#### [Written exercise]
Write out the data below exactly as given, without any of its pictures.

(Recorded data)
------------------------------------------------------------
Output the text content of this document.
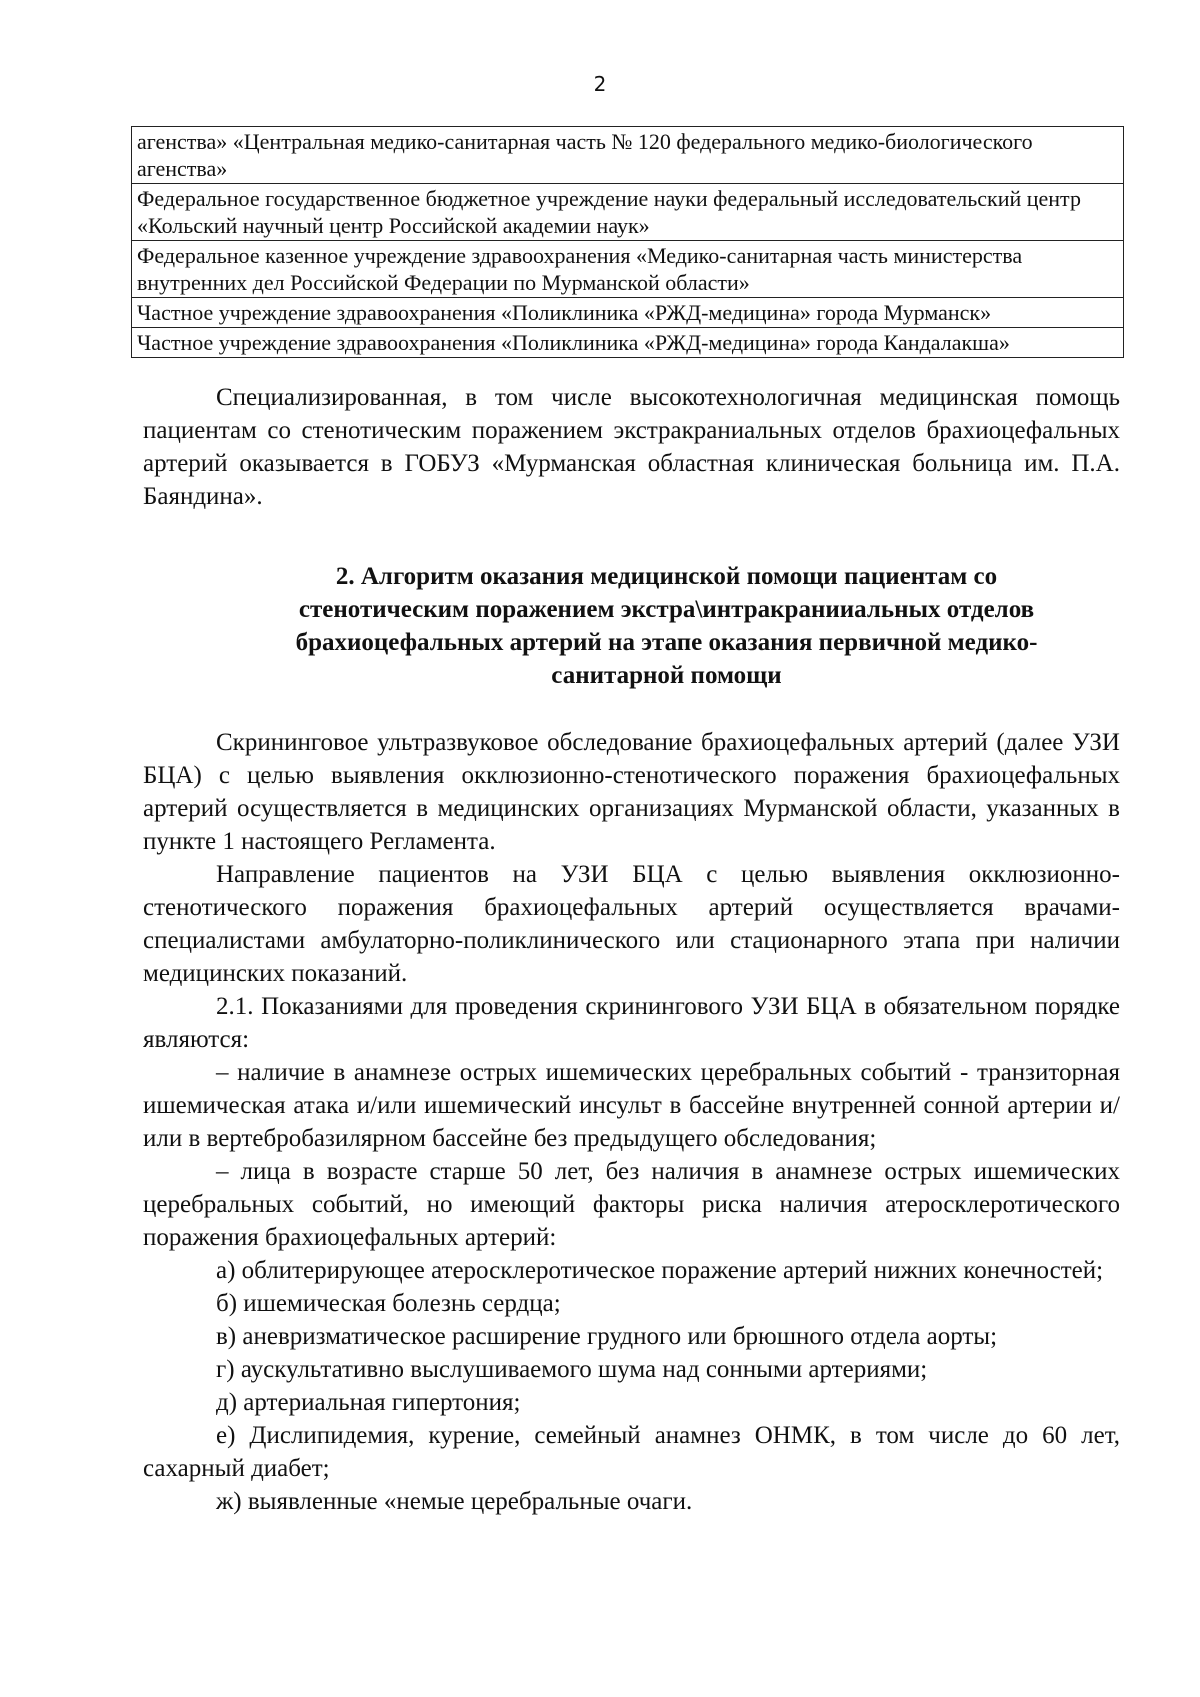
2
агенства» «Центральная медико-санитарная часть № 120 федерального медико-биологического агенства»
Федеральное государственное бюджетное учреждение науки федеральный исследовательский центр «Кольский научный центр Российской академии наук»
Федеральное казенное учреждение здравоохранения «Медико-санитарная часть министерства внутренних дел Российской Федерации по Мурманской области»
Частное учреждение здравоохранения «Поликлиника «РЖД-медицина» города Мурманск»
Частное учреждение здравоохранения «Поликлиника «РЖД-медицина» города Кандалакша»

Специализированная, в том числе высокотехнологичная медицинская помощь пациентам со стенотическим поражением экстракраниальных отделов брахиоцефальных артерий оказывается в ГОБУЗ «Мурманская областная клиническая больница им. П.А. Баяндина».

2. Алгоритм оказания медицинской помощи пациентам со стенотическим поражением экстра\интракранииальных отделов брахиоцефальных артерий на этапе оказания первичной медико-санитарной помощи

Скрининговое ультразвуковое обследование брахиоцефальных артерий (далее УЗИ БЦА) с целью выявления окклюзионно-стенотического поражения брахиоцефальных артерий осуществляется в медицинских организациях Мурманской области, указанных в пункте 1 настоящего Регламента.

Направление пациентов на УЗИ БЦА с целью выявления окклюзионно-стенотического поражения брахиоцефальных артерий осуществляется врачами-специалистами амбулаторно-поликлинического или стационарного этапа при наличии медицинских показаний.

2.1. Показаниями для проведения скринингового УЗИ БЦА в обязательном порядке являются:

– наличие в анамнезе острых ишемических церебральных событий - транзиторная ишемическая атака и/или ишемический инсульт в бассейне внутренней сонной артерии и/или в вертебробазилярном бассейне без предыдущего обследования;

– лица в возрасте старше 50 лет, без наличия в анамнезе острых ишемических церебральных событий, но имеющий факторы риска наличия атеросклеротического поражения брахиоцефальных артерий:

а) облитерирующее атеросклеротическое поражение артерий нижних конечностей;

б) ишемическая болезнь сердца;

в) аневризматическое расширение грудного или брюшного отдела аорты;

г) аускультативно выслушиваемого шума над сонными артериями;

д) артериальная гипертония;

е) Дислипидемия, курение, семейный анамнез ОНМК, в том числе до 60 лет, сахарный диабет;

ж) выявленные «немые церебральные очаги.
------------------------------------------------------------
#### [Written reply]
Output the text content of this document.
2
агенства» «Центральная медико-санитарная часть № 120 федерального медико-биологического агенства»
Федеральное государственное бюджетное учреждение науки федеральный исследовательский центр «Кольский научный центр Российской академии наук»
Федеральное казенное учреждение здравоохранения «Медико-санитарная часть министерства внутренних дел Российской Федерации по Мурманской области»
Частное учреждение здравоохранения «Поликлиника «РЖД-медицина» города Мурманск»
Частное учреждение здравоохранения «Поликлиника «РЖД-медицина» города Кандалакша»

Специализированная, в том числе высокотехнологичная медицинская помощь пациентам со стенотическим поражением экстракраниальных отделов брахиоцефальных артерий оказывается в ГОБУЗ «Мурманская областная клиническая больница им. П.А. Баяндина».

2. Алгоритм оказания медицинской помощи пациентам со стенотическим поражением экстра\интракранииальных отделов брахиоцефальных артерий на этапе оказания первичной медико-санитарной помощи

Скрининговое ультразвуковое обследование брахиоцефальных артерий (далее УЗИ БЦА) с целью выявления окклюзионно-стенотического поражения брахиоцефальных артерий осуществляется в медицинских организациях Мурманской области, указанных в пункте 1 настоящего Регламента.

Направление пациентов на УЗИ БЦА с целью выявления окклюзионно-стенотического поражения брахиоцефальных артерий осуществляется врачами-специалистами амбулаторно-поликлинического или стационарного этапа при наличии медицинских показаний.

2.1. Показаниями для проведения скринингового УЗИ БЦА в обязательном порядке являются:

– наличие в анамнезе острых ишемических церебральных событий - транзиторная ишемическая атака и/или ишемический инсульт в бассейне внутренней сонной артерии и/или в вертебробазилярном бассейне без предыдущего обследования;

– лица в возрасте старше 50 лет, без наличия в анамнезе острых ишемических церебральных событий, но имеющий факторы риска наличия атеросклеротического поражения брахиоцефальных артерий:

а) облитерирующее атеросклеротическое поражение артерий нижних конечностей;

б) ишемическая болезнь сердца;

в) аневризматическое расширение грудного или брюшного отдела аорты;

г) аускультативно выслушиваемого шума над сонными артериями;

д) артериальная гипертония;

е) Дислипидемия, курение, семейный анамнез ОНМК, в том числе до 60 лет, сахарный диабет;

ж) выявленные «немые церебральные очаги.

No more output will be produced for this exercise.